[WHAT IS ASKED] Each entry below should be returned exactly as is, with the pictures removed.

== DATA ROWS

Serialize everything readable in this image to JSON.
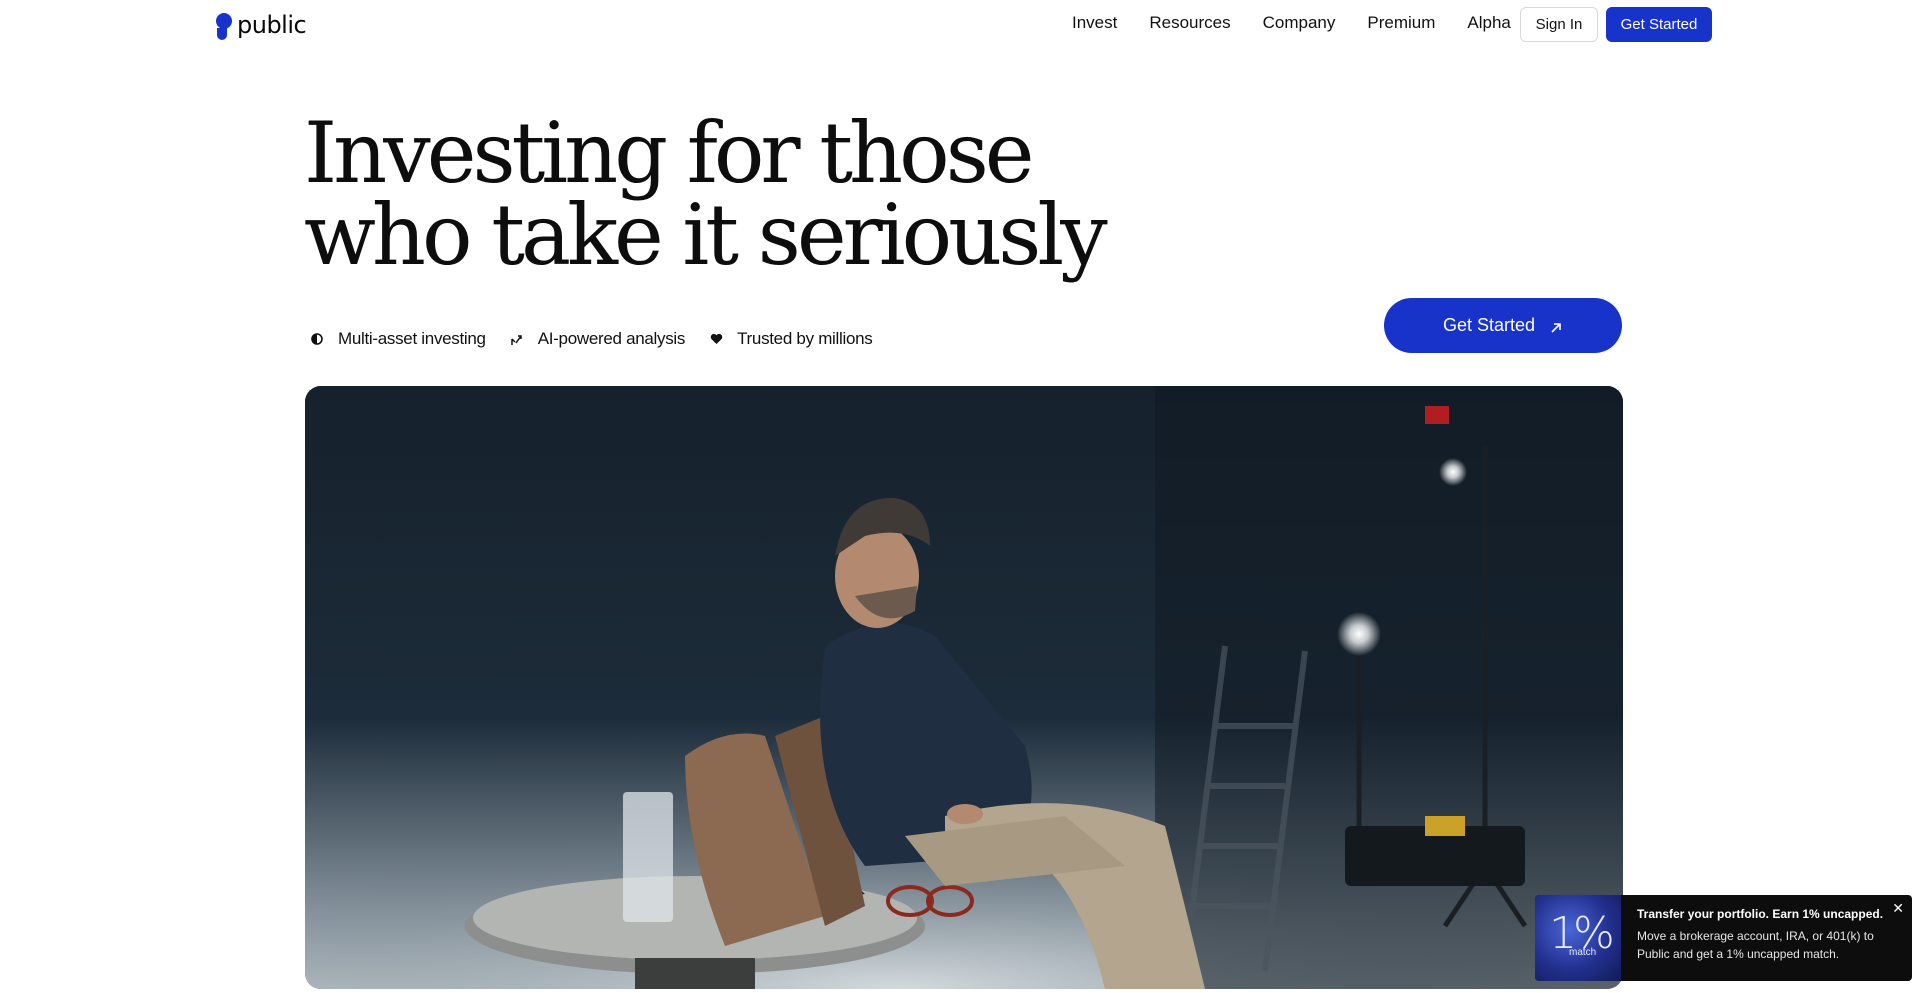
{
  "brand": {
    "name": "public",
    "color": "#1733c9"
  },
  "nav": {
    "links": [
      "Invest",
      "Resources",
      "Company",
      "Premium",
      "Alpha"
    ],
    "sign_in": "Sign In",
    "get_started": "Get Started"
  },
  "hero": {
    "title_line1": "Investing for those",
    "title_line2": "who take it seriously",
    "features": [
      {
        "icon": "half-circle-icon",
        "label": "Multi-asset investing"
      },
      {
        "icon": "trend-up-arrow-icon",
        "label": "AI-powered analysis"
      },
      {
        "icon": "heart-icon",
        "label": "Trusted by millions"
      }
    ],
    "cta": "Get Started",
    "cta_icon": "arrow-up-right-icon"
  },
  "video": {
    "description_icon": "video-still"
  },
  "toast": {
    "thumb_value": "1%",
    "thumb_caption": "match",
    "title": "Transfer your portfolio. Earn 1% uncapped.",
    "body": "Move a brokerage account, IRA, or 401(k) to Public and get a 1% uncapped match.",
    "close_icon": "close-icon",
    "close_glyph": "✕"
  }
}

====

[CORRECT RESPONSE]
Serialize everything readable in this image to JSON.
{
  "brand": {
    "name": "public",
    "color": "#1733c9"
  },
  "nav": {
    "links": [
      "Invest",
      "Resources",
      "Company",
      "Premium",
      "Alpha"
    ],
    "sign_in": "Sign In",
    "get_started": "Get Started"
  },
  "hero": {
    "title_line1": "Investing for those",
    "title_line2": "who take it seriously",
    "features": [
      {
        "icon": "half-circle-icon",
        "label": "Multi-asset investing"
      },
      {
        "icon": "trend-up-arrow-icon",
        "label": "AI-powered analysis"
      },
      {
        "icon": "heart-icon",
        "label": "Trusted by millions"
      }
    ],
    "cta": "Get Started",
    "cta_icon": "arrow-up-right-icon"
  },
  "video": {
    "description_icon": "video-still"
  },
  "toast": {
    "thumb_value": "1%",
    "thumb_caption": "match",
    "title": "Transfer your portfolio. Earn 1% uncapped.",
    "body": "Move a brokerage account, IRA, or 401(k) to Public and get a 1% uncapped match.",
    "close_icon": "close-icon",
    "close_glyph": "✕"
  }
}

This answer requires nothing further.